**Short task:**
Send back the records in full, character for character.

**Dataset records:**
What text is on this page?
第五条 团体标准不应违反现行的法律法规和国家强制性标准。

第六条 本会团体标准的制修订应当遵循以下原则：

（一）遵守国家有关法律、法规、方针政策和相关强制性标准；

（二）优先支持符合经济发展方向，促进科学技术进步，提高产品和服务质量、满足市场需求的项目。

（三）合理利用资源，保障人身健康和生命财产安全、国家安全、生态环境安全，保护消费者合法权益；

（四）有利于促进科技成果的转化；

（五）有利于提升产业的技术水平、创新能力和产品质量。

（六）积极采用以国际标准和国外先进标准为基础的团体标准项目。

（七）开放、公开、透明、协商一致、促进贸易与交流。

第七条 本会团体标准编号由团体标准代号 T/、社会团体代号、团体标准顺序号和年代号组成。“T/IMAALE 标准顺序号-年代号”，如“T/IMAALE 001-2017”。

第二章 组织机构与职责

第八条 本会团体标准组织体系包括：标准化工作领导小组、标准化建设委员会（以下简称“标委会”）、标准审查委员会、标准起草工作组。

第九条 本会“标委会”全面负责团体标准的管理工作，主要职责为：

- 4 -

**Exercise result:**
What text is on this page?
第五条 团体标准不应违反现行的法律法规和国家强制性标准。

第六条 本会团体标准的制修订应当遵循以下原则：

（一）遵守国家有关法律、法规、方针政策和相关强制性标准；

（二）优先支持符合经济发展方向，促进科学技术进步，提高产品和服务质量、满足市场需求的项目。

（三）合理利用资源，保障人身健康和生命财产安全、国家安全、生态环境安全，保护消费者合法权益；

（四）有利于促进科技成果的转化；

（五）有利于提升产业的技术水平、创新能力和产品质量。

（六）积极采用以国际标准和国外先进标准为基础的团体标准项目。

（七）开放、公开、透明、协商一致、促进贸易与交流。

第七条 本会团体标准编号由团体标准代号 T/、社会团体代号、团体标准顺序号和年代号组成。“T/IMAALE 标准顺序号-年代号”，如“T/IMAALE 001-2017”。

第二章 组织机构与职责

第八条 本会团体标准组织体系包括：标准化工作领导小组、标准化建设委员会（以下简称“标委会”）、标准审查委员会、标准起草工作组。

第九条 本会“标委会”全面负责团体标准的管理工作，主要职责为：

- 4 -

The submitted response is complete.